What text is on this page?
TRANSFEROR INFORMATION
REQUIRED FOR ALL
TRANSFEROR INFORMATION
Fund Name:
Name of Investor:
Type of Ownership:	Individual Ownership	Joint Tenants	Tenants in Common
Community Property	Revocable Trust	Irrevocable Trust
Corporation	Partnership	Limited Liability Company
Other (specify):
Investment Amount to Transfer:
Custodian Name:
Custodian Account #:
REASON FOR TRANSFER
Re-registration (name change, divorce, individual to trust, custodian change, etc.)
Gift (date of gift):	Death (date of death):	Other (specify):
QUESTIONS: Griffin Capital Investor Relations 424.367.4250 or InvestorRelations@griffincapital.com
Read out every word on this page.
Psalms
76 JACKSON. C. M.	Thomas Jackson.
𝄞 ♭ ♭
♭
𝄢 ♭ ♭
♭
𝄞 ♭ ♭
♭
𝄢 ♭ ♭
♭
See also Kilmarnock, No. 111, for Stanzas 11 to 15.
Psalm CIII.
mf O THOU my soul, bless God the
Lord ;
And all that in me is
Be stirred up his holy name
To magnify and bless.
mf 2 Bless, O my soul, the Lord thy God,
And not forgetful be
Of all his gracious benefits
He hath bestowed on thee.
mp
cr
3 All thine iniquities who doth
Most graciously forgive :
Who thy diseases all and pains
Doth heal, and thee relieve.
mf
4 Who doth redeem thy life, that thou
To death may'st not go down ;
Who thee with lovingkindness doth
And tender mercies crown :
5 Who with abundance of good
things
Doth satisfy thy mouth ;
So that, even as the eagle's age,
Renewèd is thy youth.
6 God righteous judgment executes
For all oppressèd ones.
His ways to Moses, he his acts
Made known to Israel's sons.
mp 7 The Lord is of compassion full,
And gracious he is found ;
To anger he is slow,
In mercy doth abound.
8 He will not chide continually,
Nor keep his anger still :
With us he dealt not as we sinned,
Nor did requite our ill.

------------------------------------

Return each entry from above without altering a single character.

What text is on this page?
TRANSFEROR INFORMATION
REQUIRED FOR ALL
TRANSFEROR INFORMATION
Fund Name:
Name of Investor:
Type of Ownership:	Individual Ownership	Joint Tenants	Tenants in Common
Community Property	Revocable Trust	Irrevocable Trust
Corporation	Partnership	Limited Liability Company
Other (specify):
Investment Amount to Transfer:
Custodian Name:
Custodian Account #:
REASON FOR TRANSFER
Re-registration (name change, divorce, individual to trust, custodian change, etc.)
Gift (date of gift):	Death (date of death):	Other (specify):
QUESTIONS: Griffin Capital Investor Relations 424.367.4250 or InvestorRelations@griffincapital.com
Read out every word on this page.
Psalms
76 JACKSON. C. M.	Thomas Jackson.
𝄞 ♭ ♭
♭
𝄢 ♭ ♭
♭
𝄞 ♭ ♭
♭
𝄢 ♭ ♭
♭
See also Kilmarnock, No. 111, for Stanzas 11 to 15.
Psalm CIII.
mf O THOU my soul, bless God the
Lord ;
And all that in me is
Be stirred up his holy name
To magnify and bless.
mf 2 Bless, O my soul, the Lord thy God,
And not forgetful be
Of all his gracious benefits
He hath bestowed on thee.
mp
cr
3 All thine iniquities who doth
Most graciously forgive :
Who thy diseases all and pains
Doth heal, and thee relieve.
mf
4 Who doth redeem thy life, that thou
To death may'st not go down ;
Who thee with lovingkindness doth
And tender mercies crown :
5 Who with abundance of good
things
Doth satisfy thy mouth ;
So that, even as the eagle's age,
Renewèd is thy youth.
6 God righteous judgment executes
For all oppressèd ones.
His ways to Moses, he his acts
Made known to Israel's sons.
mp 7 The Lord is of compassion full,
And gracious he is found ;
To anger he is slow,
In mercy doth abound.
8 He will not chide continually,
Nor keep his anger still :
With us he dealt not as we sinned,
Nor did requite our ill.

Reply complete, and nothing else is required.